## Start
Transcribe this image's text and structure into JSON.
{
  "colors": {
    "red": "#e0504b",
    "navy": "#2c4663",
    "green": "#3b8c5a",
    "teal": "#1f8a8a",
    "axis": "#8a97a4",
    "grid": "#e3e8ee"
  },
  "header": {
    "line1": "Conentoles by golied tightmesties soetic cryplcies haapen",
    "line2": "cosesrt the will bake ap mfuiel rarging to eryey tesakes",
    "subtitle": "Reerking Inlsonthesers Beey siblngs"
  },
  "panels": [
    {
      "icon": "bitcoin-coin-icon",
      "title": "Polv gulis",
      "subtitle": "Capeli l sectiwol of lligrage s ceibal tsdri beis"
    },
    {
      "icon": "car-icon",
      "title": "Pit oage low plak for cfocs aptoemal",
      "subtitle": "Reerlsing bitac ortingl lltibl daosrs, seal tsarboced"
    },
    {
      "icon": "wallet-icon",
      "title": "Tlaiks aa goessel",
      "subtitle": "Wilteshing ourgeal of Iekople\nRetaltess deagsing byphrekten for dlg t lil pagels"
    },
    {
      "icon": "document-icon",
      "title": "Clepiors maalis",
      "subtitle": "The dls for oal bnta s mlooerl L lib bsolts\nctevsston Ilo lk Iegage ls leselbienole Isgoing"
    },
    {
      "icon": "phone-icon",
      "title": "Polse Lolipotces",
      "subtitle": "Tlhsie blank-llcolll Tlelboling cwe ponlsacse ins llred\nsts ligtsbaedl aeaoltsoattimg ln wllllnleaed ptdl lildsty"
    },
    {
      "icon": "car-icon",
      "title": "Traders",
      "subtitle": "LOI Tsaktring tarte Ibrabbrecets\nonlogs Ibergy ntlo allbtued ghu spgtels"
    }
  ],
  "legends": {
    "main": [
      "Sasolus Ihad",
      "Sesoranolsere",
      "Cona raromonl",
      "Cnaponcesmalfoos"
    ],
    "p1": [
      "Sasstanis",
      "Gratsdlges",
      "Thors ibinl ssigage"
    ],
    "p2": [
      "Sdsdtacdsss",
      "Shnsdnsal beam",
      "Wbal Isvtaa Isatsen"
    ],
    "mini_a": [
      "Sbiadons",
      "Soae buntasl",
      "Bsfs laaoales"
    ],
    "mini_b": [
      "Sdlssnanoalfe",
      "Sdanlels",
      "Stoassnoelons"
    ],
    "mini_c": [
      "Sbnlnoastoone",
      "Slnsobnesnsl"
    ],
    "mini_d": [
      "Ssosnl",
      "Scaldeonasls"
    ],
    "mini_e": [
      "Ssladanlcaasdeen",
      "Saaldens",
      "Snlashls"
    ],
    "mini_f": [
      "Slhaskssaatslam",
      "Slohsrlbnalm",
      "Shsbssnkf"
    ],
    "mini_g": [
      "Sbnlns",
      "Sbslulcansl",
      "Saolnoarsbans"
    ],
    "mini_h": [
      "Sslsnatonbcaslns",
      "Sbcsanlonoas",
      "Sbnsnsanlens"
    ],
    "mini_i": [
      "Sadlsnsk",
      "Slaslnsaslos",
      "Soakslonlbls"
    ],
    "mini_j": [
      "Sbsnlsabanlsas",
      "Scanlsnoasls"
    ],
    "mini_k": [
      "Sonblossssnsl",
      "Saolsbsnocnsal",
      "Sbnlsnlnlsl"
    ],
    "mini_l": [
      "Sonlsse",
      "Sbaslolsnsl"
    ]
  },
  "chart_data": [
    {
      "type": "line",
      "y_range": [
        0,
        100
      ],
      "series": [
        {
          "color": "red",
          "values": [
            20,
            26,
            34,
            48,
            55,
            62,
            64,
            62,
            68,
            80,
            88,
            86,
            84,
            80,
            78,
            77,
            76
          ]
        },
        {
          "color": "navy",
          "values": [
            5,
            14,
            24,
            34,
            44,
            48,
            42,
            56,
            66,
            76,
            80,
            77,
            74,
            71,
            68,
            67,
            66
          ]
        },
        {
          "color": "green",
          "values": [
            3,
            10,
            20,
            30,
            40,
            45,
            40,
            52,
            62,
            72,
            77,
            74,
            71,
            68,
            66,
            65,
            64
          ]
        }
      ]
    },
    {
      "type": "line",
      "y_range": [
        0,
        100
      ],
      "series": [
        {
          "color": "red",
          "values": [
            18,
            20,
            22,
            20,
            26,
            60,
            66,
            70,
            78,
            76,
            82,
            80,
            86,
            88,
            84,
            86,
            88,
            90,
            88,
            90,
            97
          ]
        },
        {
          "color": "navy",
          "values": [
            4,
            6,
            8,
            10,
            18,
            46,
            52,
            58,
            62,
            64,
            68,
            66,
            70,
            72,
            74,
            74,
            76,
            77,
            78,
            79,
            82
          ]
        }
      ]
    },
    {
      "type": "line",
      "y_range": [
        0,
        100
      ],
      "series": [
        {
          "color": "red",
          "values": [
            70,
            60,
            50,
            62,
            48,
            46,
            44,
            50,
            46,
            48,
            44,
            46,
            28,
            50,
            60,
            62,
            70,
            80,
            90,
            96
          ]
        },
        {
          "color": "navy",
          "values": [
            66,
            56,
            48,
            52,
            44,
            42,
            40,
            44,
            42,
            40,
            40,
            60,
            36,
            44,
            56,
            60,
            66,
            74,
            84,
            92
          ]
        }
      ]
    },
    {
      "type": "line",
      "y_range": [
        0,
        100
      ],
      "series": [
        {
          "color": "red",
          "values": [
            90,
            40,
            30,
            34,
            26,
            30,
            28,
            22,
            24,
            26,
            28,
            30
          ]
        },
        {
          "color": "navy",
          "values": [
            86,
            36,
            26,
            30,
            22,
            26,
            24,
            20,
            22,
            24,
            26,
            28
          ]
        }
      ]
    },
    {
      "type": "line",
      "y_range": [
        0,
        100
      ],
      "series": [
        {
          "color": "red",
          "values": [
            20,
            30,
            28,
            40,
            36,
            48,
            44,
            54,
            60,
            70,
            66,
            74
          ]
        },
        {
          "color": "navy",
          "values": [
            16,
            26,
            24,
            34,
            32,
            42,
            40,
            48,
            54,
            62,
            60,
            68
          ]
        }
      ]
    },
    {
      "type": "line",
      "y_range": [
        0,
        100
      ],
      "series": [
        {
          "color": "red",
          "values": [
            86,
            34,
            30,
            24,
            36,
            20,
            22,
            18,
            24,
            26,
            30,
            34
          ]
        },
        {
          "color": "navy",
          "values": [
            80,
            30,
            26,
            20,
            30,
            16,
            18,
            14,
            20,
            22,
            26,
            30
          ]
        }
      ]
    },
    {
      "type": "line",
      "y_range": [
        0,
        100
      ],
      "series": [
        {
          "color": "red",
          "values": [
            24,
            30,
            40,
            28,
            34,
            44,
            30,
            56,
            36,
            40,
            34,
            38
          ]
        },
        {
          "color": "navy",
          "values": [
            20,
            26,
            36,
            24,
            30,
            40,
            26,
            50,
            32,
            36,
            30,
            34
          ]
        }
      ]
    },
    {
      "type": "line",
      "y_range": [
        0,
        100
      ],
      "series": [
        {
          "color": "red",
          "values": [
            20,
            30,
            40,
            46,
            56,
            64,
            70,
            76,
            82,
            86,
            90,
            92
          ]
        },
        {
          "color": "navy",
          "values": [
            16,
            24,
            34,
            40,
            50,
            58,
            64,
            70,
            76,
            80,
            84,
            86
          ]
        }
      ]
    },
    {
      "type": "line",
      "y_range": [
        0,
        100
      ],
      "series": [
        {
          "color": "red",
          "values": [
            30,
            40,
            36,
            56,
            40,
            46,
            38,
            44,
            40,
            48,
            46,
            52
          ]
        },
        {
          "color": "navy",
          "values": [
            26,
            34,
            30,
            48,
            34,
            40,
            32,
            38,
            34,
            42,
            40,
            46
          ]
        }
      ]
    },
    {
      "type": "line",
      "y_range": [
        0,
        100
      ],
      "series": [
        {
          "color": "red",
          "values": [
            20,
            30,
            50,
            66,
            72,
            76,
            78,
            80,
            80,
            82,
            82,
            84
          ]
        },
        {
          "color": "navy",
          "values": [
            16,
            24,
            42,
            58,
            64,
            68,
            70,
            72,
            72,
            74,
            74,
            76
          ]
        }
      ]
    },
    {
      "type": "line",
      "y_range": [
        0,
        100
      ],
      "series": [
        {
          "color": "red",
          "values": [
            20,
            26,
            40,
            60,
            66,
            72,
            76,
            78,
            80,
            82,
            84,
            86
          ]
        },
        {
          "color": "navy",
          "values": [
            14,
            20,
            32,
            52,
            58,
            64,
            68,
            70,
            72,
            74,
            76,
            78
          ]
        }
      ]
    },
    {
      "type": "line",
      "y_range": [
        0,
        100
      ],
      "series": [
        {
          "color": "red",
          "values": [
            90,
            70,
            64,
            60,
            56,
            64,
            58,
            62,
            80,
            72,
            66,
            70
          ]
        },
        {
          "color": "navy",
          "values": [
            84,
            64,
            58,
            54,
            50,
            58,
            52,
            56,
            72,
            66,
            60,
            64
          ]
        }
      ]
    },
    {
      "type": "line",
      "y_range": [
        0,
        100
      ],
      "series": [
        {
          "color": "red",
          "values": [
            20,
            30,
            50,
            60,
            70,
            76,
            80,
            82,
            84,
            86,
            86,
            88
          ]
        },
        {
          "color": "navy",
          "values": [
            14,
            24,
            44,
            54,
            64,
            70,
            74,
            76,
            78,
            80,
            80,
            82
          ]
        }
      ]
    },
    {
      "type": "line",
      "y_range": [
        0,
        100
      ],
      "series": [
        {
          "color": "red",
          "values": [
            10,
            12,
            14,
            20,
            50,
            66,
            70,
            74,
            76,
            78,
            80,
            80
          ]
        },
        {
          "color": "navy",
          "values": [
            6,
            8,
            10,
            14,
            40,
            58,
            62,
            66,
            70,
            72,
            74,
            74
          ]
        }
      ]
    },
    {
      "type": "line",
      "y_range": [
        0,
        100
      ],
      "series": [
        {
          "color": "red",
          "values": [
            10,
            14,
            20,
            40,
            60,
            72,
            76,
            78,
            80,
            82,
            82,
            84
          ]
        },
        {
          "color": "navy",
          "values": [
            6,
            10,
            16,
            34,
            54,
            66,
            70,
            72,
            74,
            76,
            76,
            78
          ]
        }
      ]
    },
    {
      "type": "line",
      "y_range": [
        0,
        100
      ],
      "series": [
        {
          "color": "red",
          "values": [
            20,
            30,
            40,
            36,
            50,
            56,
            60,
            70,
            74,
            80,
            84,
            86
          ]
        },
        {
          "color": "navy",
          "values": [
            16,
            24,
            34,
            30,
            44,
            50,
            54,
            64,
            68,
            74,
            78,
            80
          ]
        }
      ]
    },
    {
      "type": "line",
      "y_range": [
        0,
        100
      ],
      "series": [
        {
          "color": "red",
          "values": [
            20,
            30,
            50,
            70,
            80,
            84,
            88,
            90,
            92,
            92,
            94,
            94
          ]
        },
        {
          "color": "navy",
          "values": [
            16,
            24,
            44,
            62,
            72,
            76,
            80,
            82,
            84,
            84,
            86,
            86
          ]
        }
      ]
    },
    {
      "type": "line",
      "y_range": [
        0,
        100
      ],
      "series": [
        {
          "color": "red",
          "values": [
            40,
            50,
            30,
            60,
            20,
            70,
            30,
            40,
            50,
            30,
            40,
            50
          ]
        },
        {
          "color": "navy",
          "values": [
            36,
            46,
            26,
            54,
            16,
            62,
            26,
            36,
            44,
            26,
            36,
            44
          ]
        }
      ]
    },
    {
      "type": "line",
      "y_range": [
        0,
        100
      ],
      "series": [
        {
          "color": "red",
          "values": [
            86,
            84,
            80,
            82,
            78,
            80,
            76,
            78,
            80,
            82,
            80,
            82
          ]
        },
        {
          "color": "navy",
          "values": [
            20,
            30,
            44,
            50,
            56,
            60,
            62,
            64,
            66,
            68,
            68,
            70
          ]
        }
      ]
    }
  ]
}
## End
JOB:
Note each line of the entries that has "subtitle" in it, and copy those lines.

THE REPLY:
    "subtitle": "Reerking Inlsonthesers Beey siblngs"
      "subtitle": "Capeli l sectiwol of lligrage s ceibal tsdri beis"
      "subtitle": "Reerlsing bitac ortingl lltibl daosrs, seal tsarboced"
      "subtitle": "Wilteshing ourgeal of Iekople\nRetaltess deagsing byphrekten for dlg t lil pagels"
      "subtitle": "The dls for oal bnta s mlooerl L lib bsolts\nctevsston Ilo lk Iegage ls leselbienole Isgoing"
      "subtitle": "Tlhsie blank-llcolll Tlelboling cwe ponlsacse ins llred\nsts ligtsbaedl aeaoltsoattimg ln wllllnleaed ptdl lildsty"
      "subtitle": "LOI Tsaktring tarte Ibrabbrecets\nonlogs Ibergy ntlo allbtued ghu spgtels"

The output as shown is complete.